Exercise description: Reproduce the following data line for line, with no changes.

Annotated element data
** BEGIN **

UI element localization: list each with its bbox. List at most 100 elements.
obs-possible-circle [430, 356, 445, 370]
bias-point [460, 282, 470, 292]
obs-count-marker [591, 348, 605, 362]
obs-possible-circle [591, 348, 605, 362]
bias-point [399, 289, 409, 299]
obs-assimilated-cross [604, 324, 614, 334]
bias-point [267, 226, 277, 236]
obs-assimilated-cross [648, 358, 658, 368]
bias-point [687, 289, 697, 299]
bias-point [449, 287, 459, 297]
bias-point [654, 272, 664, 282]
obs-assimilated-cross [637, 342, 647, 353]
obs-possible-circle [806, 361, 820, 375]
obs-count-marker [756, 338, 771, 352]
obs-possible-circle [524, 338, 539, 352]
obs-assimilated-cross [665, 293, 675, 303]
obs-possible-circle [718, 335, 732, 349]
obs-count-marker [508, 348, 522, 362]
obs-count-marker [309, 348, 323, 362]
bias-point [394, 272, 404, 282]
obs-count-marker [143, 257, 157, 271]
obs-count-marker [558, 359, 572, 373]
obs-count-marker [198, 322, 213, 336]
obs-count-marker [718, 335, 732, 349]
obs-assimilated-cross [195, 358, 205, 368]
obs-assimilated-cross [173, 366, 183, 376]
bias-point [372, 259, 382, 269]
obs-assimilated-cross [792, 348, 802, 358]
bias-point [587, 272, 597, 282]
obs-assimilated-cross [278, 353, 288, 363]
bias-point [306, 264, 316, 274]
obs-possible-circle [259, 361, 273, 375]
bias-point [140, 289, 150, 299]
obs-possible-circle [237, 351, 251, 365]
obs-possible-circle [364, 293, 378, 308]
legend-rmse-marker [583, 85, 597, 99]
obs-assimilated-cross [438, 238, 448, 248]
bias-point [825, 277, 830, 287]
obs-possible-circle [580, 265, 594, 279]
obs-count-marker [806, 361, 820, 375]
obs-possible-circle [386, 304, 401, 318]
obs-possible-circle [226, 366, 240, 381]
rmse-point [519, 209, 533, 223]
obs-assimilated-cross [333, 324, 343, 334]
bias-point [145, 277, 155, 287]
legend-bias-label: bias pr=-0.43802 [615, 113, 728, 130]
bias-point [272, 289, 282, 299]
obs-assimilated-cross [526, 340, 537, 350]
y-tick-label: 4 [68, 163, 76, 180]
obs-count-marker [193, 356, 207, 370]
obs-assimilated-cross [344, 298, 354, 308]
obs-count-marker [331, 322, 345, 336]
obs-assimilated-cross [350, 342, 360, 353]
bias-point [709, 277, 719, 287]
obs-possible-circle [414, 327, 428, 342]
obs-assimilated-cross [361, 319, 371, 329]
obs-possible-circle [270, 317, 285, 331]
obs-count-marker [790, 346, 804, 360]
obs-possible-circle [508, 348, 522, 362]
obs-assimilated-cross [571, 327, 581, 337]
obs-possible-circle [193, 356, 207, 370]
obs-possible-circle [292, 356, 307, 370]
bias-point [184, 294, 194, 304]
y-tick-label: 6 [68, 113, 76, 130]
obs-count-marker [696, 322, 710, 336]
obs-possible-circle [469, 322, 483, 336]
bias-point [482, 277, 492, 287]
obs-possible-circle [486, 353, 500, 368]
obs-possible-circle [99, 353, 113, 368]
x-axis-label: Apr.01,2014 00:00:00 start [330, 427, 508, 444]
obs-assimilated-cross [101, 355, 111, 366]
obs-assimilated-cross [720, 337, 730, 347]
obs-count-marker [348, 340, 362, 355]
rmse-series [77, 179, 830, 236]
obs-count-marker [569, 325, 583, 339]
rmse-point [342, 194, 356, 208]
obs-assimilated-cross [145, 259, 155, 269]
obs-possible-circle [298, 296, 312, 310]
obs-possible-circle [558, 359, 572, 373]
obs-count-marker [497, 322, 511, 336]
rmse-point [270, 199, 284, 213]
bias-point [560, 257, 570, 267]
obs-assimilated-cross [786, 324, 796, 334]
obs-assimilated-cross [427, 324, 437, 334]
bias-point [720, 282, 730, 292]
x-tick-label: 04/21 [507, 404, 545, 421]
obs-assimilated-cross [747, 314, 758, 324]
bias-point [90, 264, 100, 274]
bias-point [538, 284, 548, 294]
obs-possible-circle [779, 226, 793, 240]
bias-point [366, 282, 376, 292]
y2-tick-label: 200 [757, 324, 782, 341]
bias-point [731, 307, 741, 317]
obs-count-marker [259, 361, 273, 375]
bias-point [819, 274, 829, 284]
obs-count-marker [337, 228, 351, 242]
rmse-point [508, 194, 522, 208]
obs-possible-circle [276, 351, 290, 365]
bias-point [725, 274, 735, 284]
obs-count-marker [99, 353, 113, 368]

** END **

Response for this exercise:
UI element localization: list each with its bbox. List at most 100 elements.
obs-possible-circle [430, 356, 445, 370]
bias-point [460, 282, 470, 292]
obs-count-marker [591, 348, 605, 362]
obs-possible-circle [591, 348, 605, 362]
bias-point [399, 289, 409, 299]
obs-assimilated-cross [604, 324, 614, 334]
bias-point [267, 226, 277, 236]
obs-assimilated-cross [648, 358, 658, 368]
bias-point [687, 289, 697, 299]
bias-point [449, 287, 459, 297]
bias-point [654, 272, 664, 282]
obs-assimilated-cross [637, 342, 647, 353]
obs-possible-circle [806, 361, 820, 375]
obs-count-marker [756, 338, 771, 352]
obs-possible-circle [524, 338, 539, 352]
obs-assimilated-cross [665, 293, 675, 303]
obs-possible-circle [718, 335, 732, 349]
obs-count-marker [508, 348, 522, 362]
obs-count-marker [309, 348, 323, 362]
bias-point [394, 272, 404, 282]
obs-count-marker [143, 257, 157, 271]
obs-count-marker [558, 359, 572, 373]
obs-count-marker [198, 322, 213, 336]
obs-count-marker [718, 335, 732, 349]
obs-assimilated-cross [195, 358, 205, 368]
obs-assimilated-cross [173, 366, 183, 376]
bias-point [372, 259, 382, 269]
obs-assimilated-cross [792, 348, 802, 358]
bias-point [587, 272, 597, 282]
obs-assimilated-cross [278, 353, 288, 363]
bias-point [306, 264, 316, 274]
obs-possible-circle [259, 361, 273, 375]
bias-point [140, 289, 150, 299]
obs-possible-circle [237, 351, 251, 365]
obs-possible-circle [364, 293, 378, 308]
legend-rmse-marker [583, 85, 597, 99]
obs-assimilated-cross [438, 238, 448, 248]
bias-point [825, 277, 830, 287]
obs-possible-circle [580, 265, 594, 279]
obs-count-marker [806, 361, 820, 375]
obs-possible-circle [386, 304, 401, 318]
obs-possible-circle [226, 366, 240, 381]
rmse-point [519, 209, 533, 223]
obs-assimilated-cross [333, 324, 343, 334]
bias-point [145, 277, 155, 287]
legend-bias-label: bias pr=-0.43802 [615, 113, 728, 130]
bias-point [272, 289, 282, 299]
obs-assimilated-cross [526, 340, 537, 350]
y-tick-label: 4 [68, 163, 76, 180]
obs-count-marker [193, 356, 207, 370]
obs-assimilated-cross [344, 298, 354, 308]
obs-count-marker [331, 322, 345, 336]
obs-assimilated-cross [350, 342, 360, 353]
bias-point [709, 277, 719, 287]
obs-possible-circle [414, 327, 428, 342]
obs-assimilated-cross [361, 319, 371, 329]
obs-possible-circle [270, 317, 285, 331]
obs-count-marker [790, 346, 804, 360]
obs-possible-circle [508, 348, 522, 362]
obs-assimilated-cross [571, 327, 581, 337]
obs-possible-circle [193, 356, 207, 370]
obs-possible-circle [292, 356, 307, 370]
bias-point [184, 294, 194, 304]
y-tick-label: 6 [68, 113, 76, 130]
obs-count-marker [696, 322, 710, 336]
obs-possible-circle [469, 322, 483, 336]
bias-point [482, 277, 492, 287]
obs-possible-circle [486, 353, 500, 368]
obs-possible-circle [99, 353, 113, 368]
x-axis-label: Apr.01,2014 00:00:00 start [330, 427, 508, 444]
obs-assimilated-cross [101, 355, 111, 366]
obs-assimilated-cross [720, 337, 730, 347]
obs-count-marker [348, 340, 362, 355]
rmse-series [77, 179, 830, 236]
obs-count-marker [569, 325, 583, 339]
rmse-point [342, 194, 356, 208]
obs-assimilated-cross [145, 259, 155, 269]
obs-possible-circle [298, 296, 312, 310]
obs-possible-circle [558, 359, 572, 373]
obs-count-marker [497, 322, 511, 336]
rmse-point [270, 199, 284, 213]
bias-point [560, 257, 570, 267]
obs-assimilated-cross [786, 324, 796, 334]
obs-assimilated-cross [427, 324, 437, 334]
bias-point [720, 282, 730, 292]
x-tick-label: 04/21 [507, 404, 545, 421]
obs-assimilated-cross [747, 314, 758, 324]
bias-point [90, 264, 100, 274]
bias-point [538, 284, 548, 294]
obs-possible-circle [779, 226, 793, 240]
bias-point [366, 282, 376, 292]
y2-tick-label: 200 [757, 324, 782, 341]
bias-point [731, 307, 741, 317]
obs-count-marker [259, 361, 273, 375]
bias-point [819, 274, 829, 284]
obs-count-marker [337, 228, 351, 242]
rmse-point [508, 194, 522, 208]
obs-possible-circle [276, 351, 290, 365]
bias-point [725, 274, 735, 284]
obs-count-marker [99, 353, 113, 368]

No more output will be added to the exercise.